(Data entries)
.....

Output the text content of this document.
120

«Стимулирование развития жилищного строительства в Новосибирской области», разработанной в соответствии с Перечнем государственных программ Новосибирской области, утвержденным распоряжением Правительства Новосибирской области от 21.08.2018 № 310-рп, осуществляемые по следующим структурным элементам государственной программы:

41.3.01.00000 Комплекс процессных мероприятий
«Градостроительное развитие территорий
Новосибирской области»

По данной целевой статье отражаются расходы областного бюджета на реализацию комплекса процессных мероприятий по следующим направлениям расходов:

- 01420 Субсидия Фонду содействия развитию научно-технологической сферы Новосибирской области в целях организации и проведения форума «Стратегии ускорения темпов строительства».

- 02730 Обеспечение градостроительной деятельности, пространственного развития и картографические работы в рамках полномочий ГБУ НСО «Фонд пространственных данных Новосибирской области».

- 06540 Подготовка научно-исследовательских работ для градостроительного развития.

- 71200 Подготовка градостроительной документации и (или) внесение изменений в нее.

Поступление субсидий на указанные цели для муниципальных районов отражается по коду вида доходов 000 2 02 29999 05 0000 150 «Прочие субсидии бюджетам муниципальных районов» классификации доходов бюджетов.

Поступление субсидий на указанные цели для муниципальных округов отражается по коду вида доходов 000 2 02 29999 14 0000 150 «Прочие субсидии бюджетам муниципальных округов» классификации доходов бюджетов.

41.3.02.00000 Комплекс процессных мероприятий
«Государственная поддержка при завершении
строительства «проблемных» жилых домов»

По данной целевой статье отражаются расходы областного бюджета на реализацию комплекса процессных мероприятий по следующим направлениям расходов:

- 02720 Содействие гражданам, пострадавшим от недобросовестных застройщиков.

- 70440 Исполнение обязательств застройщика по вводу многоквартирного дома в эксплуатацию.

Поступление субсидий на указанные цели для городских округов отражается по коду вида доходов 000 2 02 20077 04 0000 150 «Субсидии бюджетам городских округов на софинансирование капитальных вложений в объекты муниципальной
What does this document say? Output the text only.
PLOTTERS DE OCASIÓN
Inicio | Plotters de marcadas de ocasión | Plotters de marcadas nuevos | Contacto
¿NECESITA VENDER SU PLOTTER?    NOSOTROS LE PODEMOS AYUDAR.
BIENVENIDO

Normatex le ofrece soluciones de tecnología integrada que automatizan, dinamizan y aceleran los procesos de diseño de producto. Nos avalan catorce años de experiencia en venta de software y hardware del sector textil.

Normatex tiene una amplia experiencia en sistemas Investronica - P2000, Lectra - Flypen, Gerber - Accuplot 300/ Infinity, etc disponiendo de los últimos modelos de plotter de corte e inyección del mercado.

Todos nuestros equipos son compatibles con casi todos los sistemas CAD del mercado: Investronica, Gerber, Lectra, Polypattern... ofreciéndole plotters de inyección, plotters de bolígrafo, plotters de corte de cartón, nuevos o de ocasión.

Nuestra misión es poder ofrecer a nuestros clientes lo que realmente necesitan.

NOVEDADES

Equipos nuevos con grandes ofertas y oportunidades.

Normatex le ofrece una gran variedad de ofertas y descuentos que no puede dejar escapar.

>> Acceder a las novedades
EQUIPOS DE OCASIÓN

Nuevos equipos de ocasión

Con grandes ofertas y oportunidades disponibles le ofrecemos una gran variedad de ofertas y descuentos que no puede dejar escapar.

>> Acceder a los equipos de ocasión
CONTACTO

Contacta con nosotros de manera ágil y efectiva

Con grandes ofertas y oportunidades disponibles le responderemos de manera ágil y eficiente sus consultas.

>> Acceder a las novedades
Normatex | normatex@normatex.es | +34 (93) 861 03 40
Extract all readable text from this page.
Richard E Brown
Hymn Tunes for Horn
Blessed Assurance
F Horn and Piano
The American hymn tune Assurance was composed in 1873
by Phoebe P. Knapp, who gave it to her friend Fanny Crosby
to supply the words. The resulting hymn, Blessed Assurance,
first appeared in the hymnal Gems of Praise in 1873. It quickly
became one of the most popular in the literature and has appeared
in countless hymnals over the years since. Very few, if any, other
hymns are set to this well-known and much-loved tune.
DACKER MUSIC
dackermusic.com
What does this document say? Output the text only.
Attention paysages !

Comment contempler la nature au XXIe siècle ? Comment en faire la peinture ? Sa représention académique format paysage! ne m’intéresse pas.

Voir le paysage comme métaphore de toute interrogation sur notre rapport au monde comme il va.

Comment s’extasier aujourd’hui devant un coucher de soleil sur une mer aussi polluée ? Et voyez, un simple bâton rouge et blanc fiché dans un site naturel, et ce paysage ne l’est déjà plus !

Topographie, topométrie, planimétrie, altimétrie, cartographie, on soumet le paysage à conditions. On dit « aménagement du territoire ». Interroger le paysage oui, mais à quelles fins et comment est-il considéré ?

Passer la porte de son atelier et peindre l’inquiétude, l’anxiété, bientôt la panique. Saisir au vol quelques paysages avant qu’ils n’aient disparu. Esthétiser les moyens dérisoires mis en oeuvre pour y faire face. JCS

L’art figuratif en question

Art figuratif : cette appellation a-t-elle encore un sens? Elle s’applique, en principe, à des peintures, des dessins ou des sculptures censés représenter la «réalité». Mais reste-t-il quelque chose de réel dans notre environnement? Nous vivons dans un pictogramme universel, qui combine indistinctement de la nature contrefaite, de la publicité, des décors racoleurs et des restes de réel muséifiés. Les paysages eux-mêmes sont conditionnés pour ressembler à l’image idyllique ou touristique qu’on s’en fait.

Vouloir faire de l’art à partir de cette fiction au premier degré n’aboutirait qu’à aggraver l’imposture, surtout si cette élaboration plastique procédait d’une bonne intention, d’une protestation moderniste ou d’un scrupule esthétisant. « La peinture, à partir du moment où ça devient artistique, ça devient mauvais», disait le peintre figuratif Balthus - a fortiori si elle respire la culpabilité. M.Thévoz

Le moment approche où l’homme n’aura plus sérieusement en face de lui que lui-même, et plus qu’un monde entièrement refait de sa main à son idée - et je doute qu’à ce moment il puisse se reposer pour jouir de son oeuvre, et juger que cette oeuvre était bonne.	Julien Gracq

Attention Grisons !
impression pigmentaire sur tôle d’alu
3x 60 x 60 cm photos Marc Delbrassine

.....

## What you should do
Reproduce each entry word for word.

## Final answer
Output the text content of this document.
120

«Стимулирование развития жилищного строительства в Новосибирской области», разработанной в соответствии с Перечнем государственных программ Новосибирской области, утвержденным распоряжением Правительства Новосибирской области от 21.08.2018 № 310-рп, осуществляемые по следующим структурным элементам государственной программы:

41.3.01.00000 Комплекс процессных мероприятий
«Градостроительное развитие территорий
Новосибирской области»

По данной целевой статье отражаются расходы областного бюджета на реализацию комплекса процессных мероприятий по следующим направлениям расходов:

- 01420 Субсидия Фонду содействия развитию научно-технологической сферы Новосибирской области в целях организации и проведения форума «Стратегии ускорения темпов строительства».

- 02730 Обеспечение градостроительной деятельности, пространственного развития и картографические работы в рамках полномочий ГБУ НСО «Фонд пространственных данных Новосибирской области».

- 06540 Подготовка научно-исследовательских работ для градостроительного развития.

- 71200 Подготовка градостроительной документации и (или) внесение изменений в нее.

Поступление субсидий на указанные цели для муниципальных районов отражается по коду вида доходов 000 2 02 29999 05 0000 150 «Прочие субсидии бюджетам муниципальных районов» классификации доходов бюджетов.

Поступление субсидий на указанные цели для муниципальных округов отражается по коду вида доходов 000 2 02 29999 14 0000 150 «Прочие субсидии бюджетам муниципальных округов» классификации доходов бюджетов.

41.3.02.00000 Комплекс процессных мероприятий
«Государственная поддержка при завершении
строительства «проблемных» жилых домов»

По данной целевой статье отражаются расходы областного бюджета на реализацию комплекса процессных мероприятий по следующим направлениям расходов:

- 02720 Содействие гражданам, пострадавшим от недобросовестных застройщиков.

- 70440 Исполнение обязательств застройщика по вводу многоквартирного дома в эксплуатацию.

Поступление субсидий на указанные цели для городских округов отражается по коду вида доходов 000 2 02 20077 04 0000 150 «Субсидии бюджетам городских округов на софинансирование капитальных вложений в объекты муниципальной
What does this document say? Output the text only.
PLOTTERS DE OCASIÓN
Inicio | Plotters de marcadas de ocasión | Plotters de marcadas nuevos | Contacto
¿NECESITA VENDER SU PLOTTER?    NOSOTROS LE PODEMOS AYUDAR.
BIENVENIDO

Normatex le ofrece soluciones de tecnología integrada que automatizan, dinamizan y aceleran los procesos de diseño de producto. Nos avalan catorce años de experiencia en venta de software y hardware del sector textil.

Normatex tiene una amplia experiencia en sistemas Investronica - P2000, Lectra - Flypen, Gerber - Accuplot 300/ Infinity, etc disponiendo de los últimos modelos de plotter de corte e inyección del mercado.

Todos nuestros equipos son compatibles con casi todos los sistemas CAD del mercado: Investronica, Gerber, Lectra, Polypattern... ofreciéndole plotters de inyección, plotters de bolígrafo, plotters de corte de cartón, nuevos o de ocasión.

Nuestra misión es poder ofrecer a nuestros clientes lo que realmente necesitan.

NOVEDADES

Equipos nuevos con grandes ofertas y oportunidades.

Normatex le ofrece una gran variedad de ofertas y descuentos que no puede dejar escapar.

>> Acceder a las novedades
EQUIPOS DE OCASIÓN

Nuevos equipos de ocasión

Con grandes ofertas y oportunidades disponibles le ofrecemos una gran variedad de ofertas y descuentos que no puede dejar escapar.

>> Acceder a los equipos de ocasión
CONTACTO

Contacta con nosotros de manera ágil y efectiva

Con grandes ofertas y oportunidades disponibles le responderemos de manera ágil y eficiente sus consultas.

>> Acceder a las novedades
Normatex | normatex@normatex.es | +34 (93) 861 03 40
Extract all readable text from this page.
Richard E Brown
Hymn Tunes for Horn
Blessed Assurance
F Horn and Piano
The American hymn tune Assurance was composed in 1873
by Phoebe P. Knapp, who gave it to her friend Fanny Crosby
to supply the words. The resulting hymn, Blessed Assurance,
first appeared in the hymnal Gems of Praise in 1873. It quickly
became one of the most popular in the literature and has appeared
in countless hymnals over the years since. Very few, if any, other
hymns are set to this well-known and much-loved tune.
DACKER MUSIC
dackermusic.com
What does this document say? Output the text only.
Attention paysages !

Comment contempler la nature au XXIe siècle ? Comment en faire la peinture ? Sa représention académique format paysage! ne m’intéresse pas.

Voir le paysage comme métaphore de toute interrogation sur notre rapport au monde comme il va.

Comment s’extasier aujourd’hui devant un coucher de soleil sur une mer aussi polluée ? Et voyez, un simple bâton rouge et blanc fiché dans un site naturel, et ce paysage ne l’est déjà plus !

Topographie, topométrie, planimétrie, altimétrie, cartographie, on soumet le paysage à conditions. On dit « aménagement du territoire ». Interroger le paysage oui, mais à quelles fins et comment est-il considéré ?

Passer la porte de son atelier et peindre l’inquiétude, l’anxiété, bientôt la panique. Saisir au vol quelques paysages avant qu’ils n’aient disparu. Esthétiser les moyens dérisoires mis en oeuvre pour y faire face. JCS

L’art figuratif en question

Art figuratif : cette appellation a-t-elle encore un sens? Elle s’applique, en principe, à des peintures, des dessins ou des sculptures censés représenter la «réalité». Mais reste-t-il quelque chose de réel dans notre environnement? Nous vivons dans un pictogramme universel, qui combine indistinctement de la nature contrefaite, de la publicité, des décors racoleurs et des restes de réel muséifiés. Les paysages eux-mêmes sont conditionnés pour ressembler à l’image idyllique ou touristique qu’on s’en fait.

Vouloir faire de l’art à partir de cette fiction au premier degré n’aboutirait qu’à aggraver l’imposture, surtout si cette élaboration plastique procédait d’une bonne intention, d’une protestation moderniste ou d’un scrupule esthétisant. « La peinture, à partir du moment où ça devient artistique, ça devient mauvais», disait le peintre figuratif Balthus - a fortiori si elle respire la culpabilité. M.Thévoz

Le moment approche où l’homme n’aura plus sérieusement en face de lui que lui-même, et plus qu’un monde entièrement refait de sa main à son idée - et je doute qu’à ce moment il puisse se reposer pour jouir de son oeuvre, et juger que cette oeuvre était bonne.	Julien Gracq

Attention Grisons !
impression pigmentaire sur tôle d’alu
3x 60 x 60 cm photos Marc Delbrassine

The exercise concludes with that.